#### To be done:
Leaving out the pictures, please retype each record exactly.

Stored data entries:
==================================================

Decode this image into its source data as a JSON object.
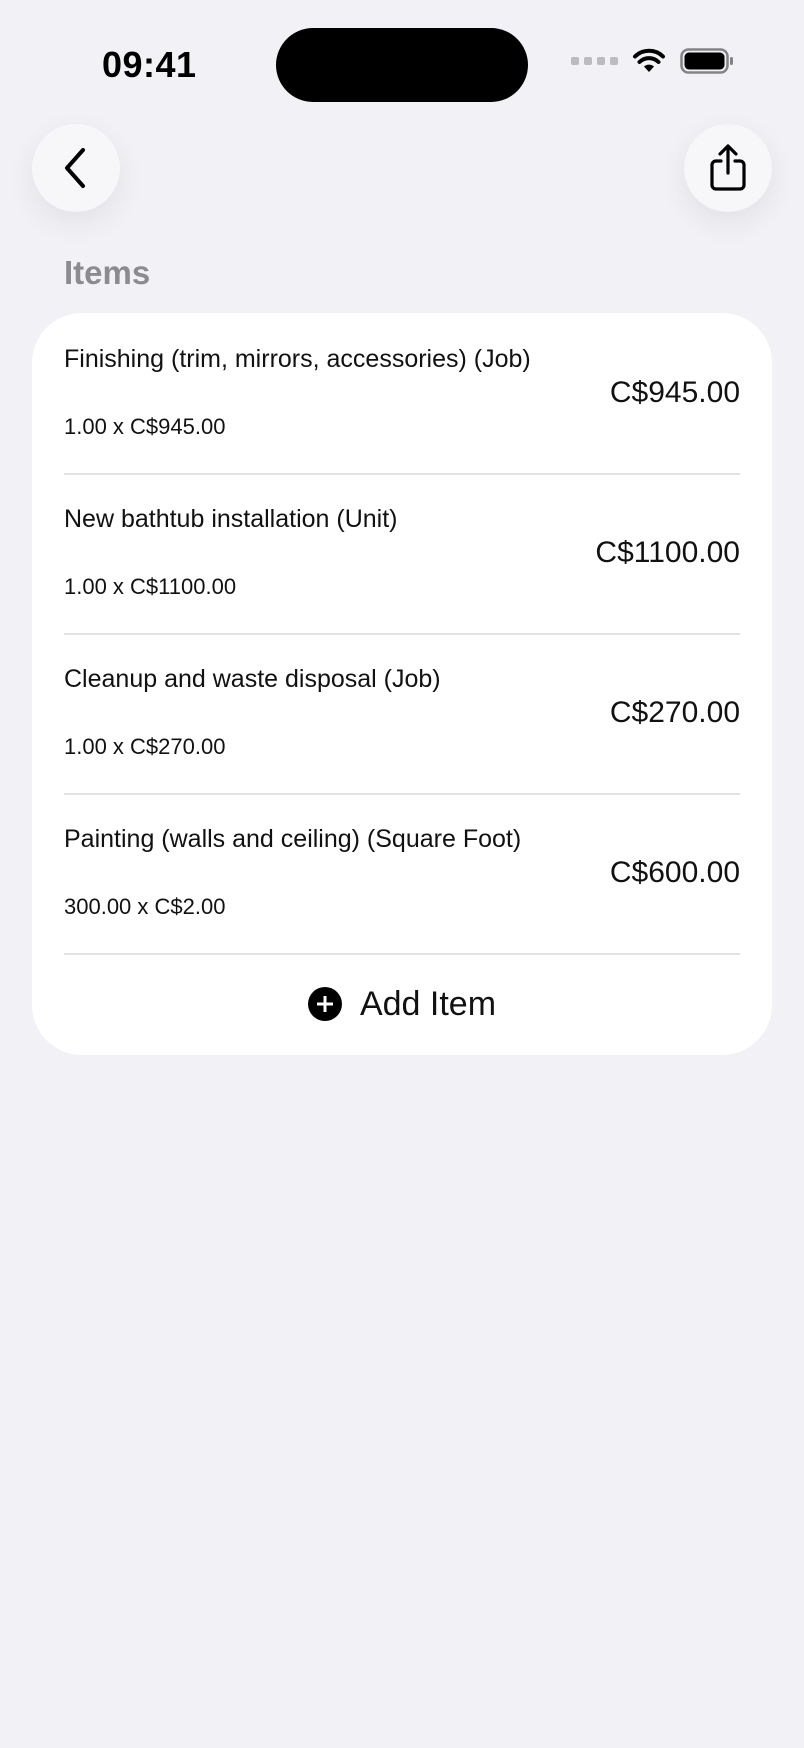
{
  "status_bar": {
    "time": "09:41"
  },
  "header": {
    "back_icon": "chevron-left-icon",
    "share_icon": "share-icon"
  },
  "section": {
    "title": "Items"
  },
  "items": [
    {
      "name": "Finishing (trim, mirrors, accessories) (Job)",
      "detail": "1.00 x C$945.00",
      "total": "C$945.00"
    },
    {
      "name": "New bathtub installation (Unit)",
      "detail": "1.00 x C$1100.00",
      "total": "C$1100.00"
    },
    {
      "name": "Cleanup and waste disposal (Job)",
      "detail": "1.00 x C$270.00",
      "total": "C$270.00"
    },
    {
      "name": "Painting (walls and ceiling) (Square Foot)",
      "detail": "300.00 x C$2.00",
      "total": "C$600.00"
    }
  ],
  "add_item": {
    "label": "Add Item",
    "icon": "plus-circle-icon"
  }
}
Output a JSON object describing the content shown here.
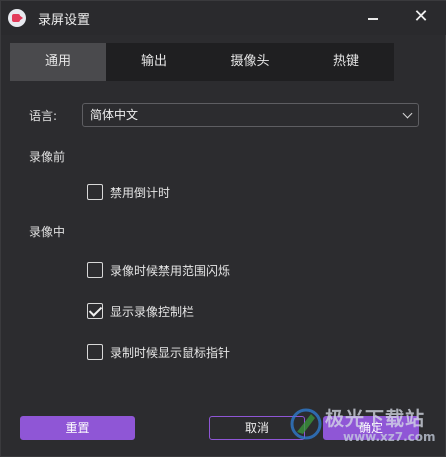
{
  "window": {
    "title": "录屏设置",
    "app_icon": "screen-recorder-icon",
    "minimize_icon": "minimize-icon",
    "close_icon": "close-icon",
    "close_glyph": "✕"
  },
  "tabs": [
    {
      "label": "通用",
      "active": true
    },
    {
      "label": "输出",
      "active": false
    },
    {
      "label": "摄像头",
      "active": false
    },
    {
      "label": "热键",
      "active": false
    }
  ],
  "general": {
    "language_label": "语言:",
    "language_value": "简体中文",
    "before_section": "录像前",
    "during_section": "录像中",
    "options": {
      "disable_countdown": {
        "label": "禁用倒计时",
        "checked": false
      },
      "disable_flash": {
        "label": "录像时候禁用范围闪烁",
        "checked": false
      },
      "show_controlbar": {
        "label": "显示录像控制栏",
        "checked": true
      },
      "show_cursor_pointer": {
        "label": "录制时候显示鼠标指针",
        "checked": false
      }
    }
  },
  "buttons": {
    "reset": "重置",
    "cancel": "取消",
    "ok": "确定"
  },
  "watermark": {
    "text": "极光下载站",
    "url": "www.xz7.com"
  },
  "colors": {
    "accent": "#8f56d6",
    "background": "#2c2c2f",
    "tab_active": "#4a4a4d",
    "tab_bar": "#1f1f21"
  }
}
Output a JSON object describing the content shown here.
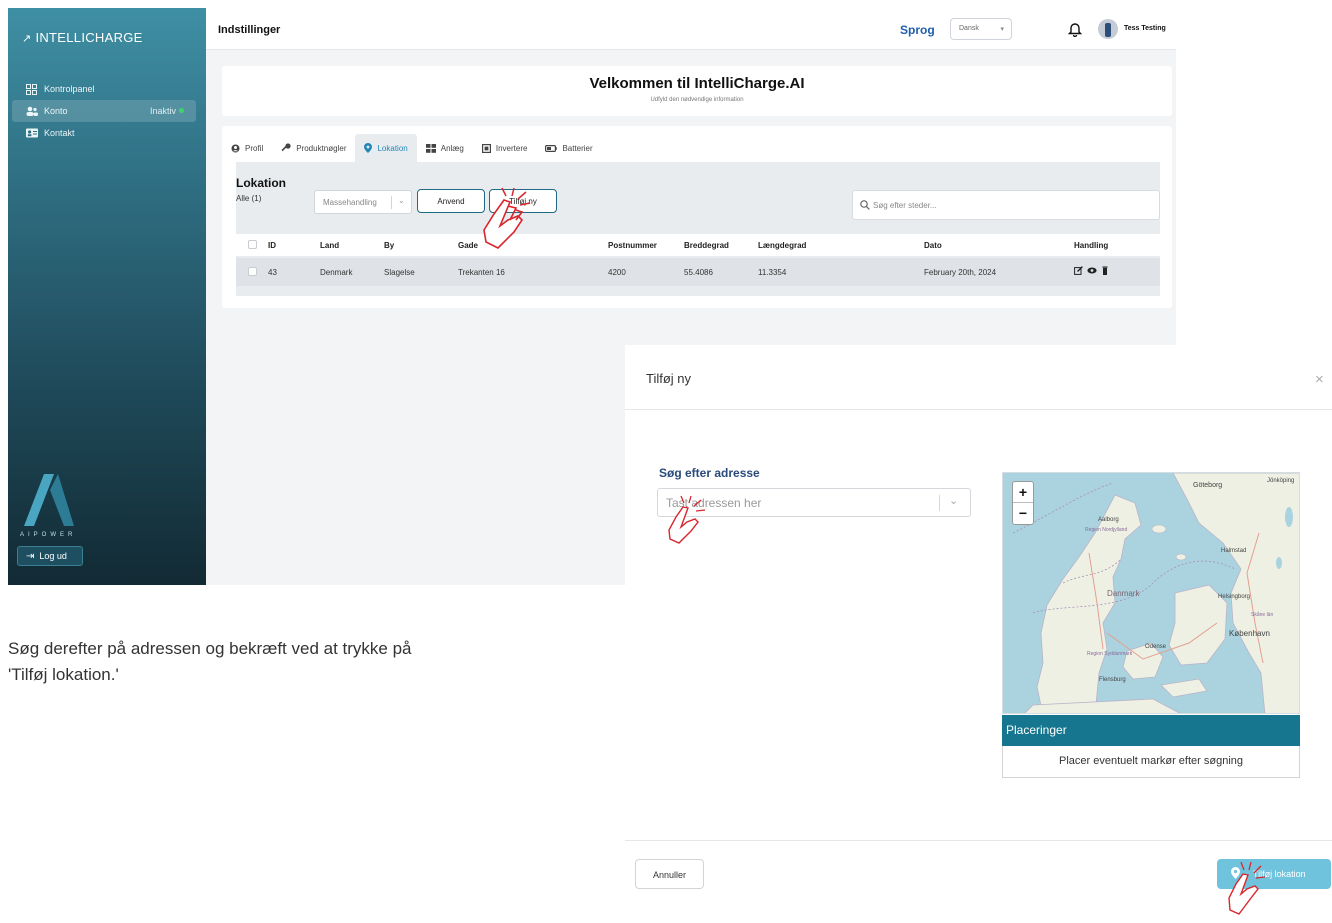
{
  "sidebar": {
    "brand": "INTELLICHARGE",
    "items": [
      {
        "label": "Kontrolpanel"
      },
      {
        "label": "Konto",
        "badge": "Inaktiv"
      },
      {
        "label": "Kontakt"
      }
    ],
    "logo_text": "AIPOWER",
    "logout_label": "Log ud"
  },
  "topbar": {
    "title": "Indstillinger",
    "language_label": "Sprog",
    "language_value": "Dansk",
    "user_name": "Tess Testing"
  },
  "welcome": {
    "title": "Velkommen til IntelliCharge.AI",
    "subtitle": "Udfyld den nødvendige information"
  },
  "tabs": [
    {
      "label": "Profil"
    },
    {
      "label": "Produktnøgler"
    },
    {
      "label": "Lokation",
      "active": true
    },
    {
      "label": "Anlæg"
    },
    {
      "label": "Invertere"
    },
    {
      "label": "Batterier"
    }
  ],
  "location": {
    "title": "Lokation",
    "filter_label": "Alle",
    "filter_count": "(1)",
    "bulk_placeholder": "Massehandling",
    "apply_label": "Anvend",
    "add_label": "Tilføj ny",
    "search_placeholder": "Søg efter steder...",
    "columns": [
      "ID",
      "Land",
      "By",
      "Gade",
      "Postnummer",
      "Breddegrad",
      "Længdegrad",
      "Dato",
      "Handling"
    ],
    "rows": [
      {
        "id": "43",
        "land": "Denmark",
        "by": "Slagelse",
        "gade": "Trekanten 16",
        "postnummer": "4200",
        "breddegrad": "55.4086",
        "laengdegrad": "11.3354",
        "dato": "February 20th, 2024"
      }
    ]
  },
  "modal": {
    "title": "Tilføj ny",
    "close": "×",
    "search_label": "Søg efter adresse",
    "search_placeholder": "Tast adressen her",
    "zoom_in": "+",
    "zoom_out": "−",
    "map_labels": {
      "goteborg": "Göteborg",
      "jonkoping": "Jönköping",
      "aalborg": "Aalborg",
      "nordjylland": "Region Nordjylland",
      "halmstad": "Halmstad",
      "danmark": "Danmark",
      "helsingborg": "Helsingborg",
      "skane": "Skåne län",
      "kobenhavn": "København",
      "odense": "Odense",
      "syddanmark": "Region Syddanmark",
      "flensburg": "Flensburg"
    },
    "places_header": "Placeringer",
    "places_body": "Placer eventuelt markør efter søgning",
    "cancel_label": "Annuller",
    "add_location_label": "Tilføj lokation"
  },
  "caption": "Søg derefter på adressen og bekræft ved at trykke på 'Tilføj lokation.'",
  "colors": {
    "accent": "#16768f",
    "link_blue": "#1f5fae",
    "cursor_red": "#d9262c"
  }
}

==================================================

#### Solution below:
Decode this image into its source data as a JSON object.
{
  "status_bar": {
    "time": "09:41"
  },
  "header": {
    "back_icon": "chevron-left-icon",
    "share_icon": "share-icon"
  },
  "section": {
    "title": "Items"
  },
  "items": [
    {
      "name": "Finishing (trim, mirrors, accessories) (Job)",
      "detail": "1.00 x C$945.00",
      "total": "C$945.00"
    },
    {
      "name": "New bathtub installation (Unit)",
      "detail": "1.00 x C$1100.00",
      "total": "C$1100.00"
    },
    {
      "name": "Cleanup and waste disposal (Job)",
      "detail": "1.00 x C$270.00",
      "total": "C$270.00"
    },
    {
      "name": "Painting (walls and ceiling) (Square Foot)",
      "detail": "300.00 x C$2.00",
      "total": "C$600.00"
    }
  ],
  "add_item": {
    "label": "Add Item",
    "icon": "plus-circle-icon"
  }
}
Output a JSON object describing the content shown here.
{
  "window": {
    "title": "录屏设置",
    "app_icon": "screen-recorder-icon",
    "minimize_icon": "minimize-icon",
    "close_icon": "close-icon",
    "close_glyph": "✕"
  },
  "tabs": [
    {
      "label": "通用",
      "active": true
    },
    {
      "label": "输出",
      "active": false
    },
    {
      "label": "摄像头",
      "active": false
    },
    {
      "label": "热键",
      "active": false
    }
  ],
  "general": {
    "language_label": "语言:",
    "language_value": "简体中文",
    "before_section": "录像前",
    "during_section": "录像中",
    "options": {
      "disable_countdown": {
        "label": "禁用倒计时",
        "checked": false
      },
      "disable_flash": {
        "label": "录像时候禁用范围闪烁",
        "checked": false
      },
      "show_controlbar": {
        "label": "显示录像控制栏",
        "checked": true
      },
      "show_cursor_pointer": {
        "label": "录制时候显示鼠标指针",
        "checked": false
      }
    }
  },
  "buttons": {
    "reset": "重置",
    "cancel": "取消",
    "ok": "确定"
  },
  "watermark": {
    "text": "极光下载站",
    "url": "www.xz7.com"
  },
  "colors": {
    "accent": "#8f56d6",
    "background": "#2c2c2f",
    "tab_active": "#4a4a4d",
    "tab_bar": "#1f1f21"
  }
}
Output a JSON object describing the content shown here.
{
  "sidebar": {
    "brand": "INTELLICHARGE",
    "items": [
      {
        "label": "Kontrolpanel"
      },
      {
        "label": "Konto",
        "badge": "Inaktiv"
      },
      {
        "label": "Kontakt"
      }
    ],
    "logo_text": "AIPOWER",
    "logout_label": "Log ud"
  },
  "topbar": {
    "title": "Indstillinger",
    "language_label": "Sprog",
    "language_value": "Dansk",
    "user_name": "Tess Testing"
  },
  "welcome": {
    "title": "Velkommen til IntelliCharge.AI",
    "subtitle": "Udfyld den nødvendige information"
  },
  "tabs": [
    {
      "label": "Profil"
    },
    {
      "label": "Produktnøgler"
    },
    {
      "label": "Lokation",
      "active": true
    },
    {
      "label": "Anlæg"
    },
    {
      "label": "Invertere"
    },
    {
      "label": "Batterier"
    }
  ],
  "location": {
    "title": "Lokation",
    "filter_label": "Alle",
    "filter_count": "(1)",
    "bulk_placeholder": "Massehandling",
    "apply_label": "Anvend",
    "add_label": "Tilføj ny",
    "search_placeholder": "Søg efter steder...",
    "columns": [
      "ID",
      "Land",
      "By",
      "Gade",
      "Postnummer",
      "Breddegrad",
      "Længdegrad",
      "Dato",
      "Handling"
    ],
    "rows": [
      {
        "id": "43",
        "land": "Denmark",
        "by": "Slagelse",
        "gade": "Trekanten 16",
        "postnummer": "4200",
        "breddegrad": "55.4086",
        "laengdegrad": "11.3354",
        "dato": "February 20th, 2024"
      }
    ]
  },
  "modal": {
    "title": "Tilføj ny",
    "close": "×",
    "search_label": "Søg efter adresse",
    "search_placeholder": "Tast adressen her",
    "zoom_in": "+",
    "zoom_out": "−",
    "map_labels": {
      "goteborg": "Göteborg",
      "jonkoping": "Jönköping",
      "aalborg": "Aalborg",
      "nordjylland": "Region Nordjylland",
      "halmstad": "Halmstad",
      "danmark": "Danmark",
      "helsingborg": "Helsingborg",
      "skane": "Skåne län",
      "kobenhavn": "København",
      "odense": "Odense",
      "syddanmark": "Region Syddanmark",
      "flensburg": "Flensburg"
    },
    "places_header": "Placeringer",
    "places_body": "Placer eventuelt markør efter søgning",
    "cancel_label": "Annuller",
    "add_location_label": "Tilføj lokation"
  },
  "caption": "Søg derefter på adressen og bekræft ved at trykke på 'Tilføj lokation.'",
  "colors": {
    "accent": "#16768f",
    "link_blue": "#1f5fae",
    "cursor_red": "#d9262c"
  }
}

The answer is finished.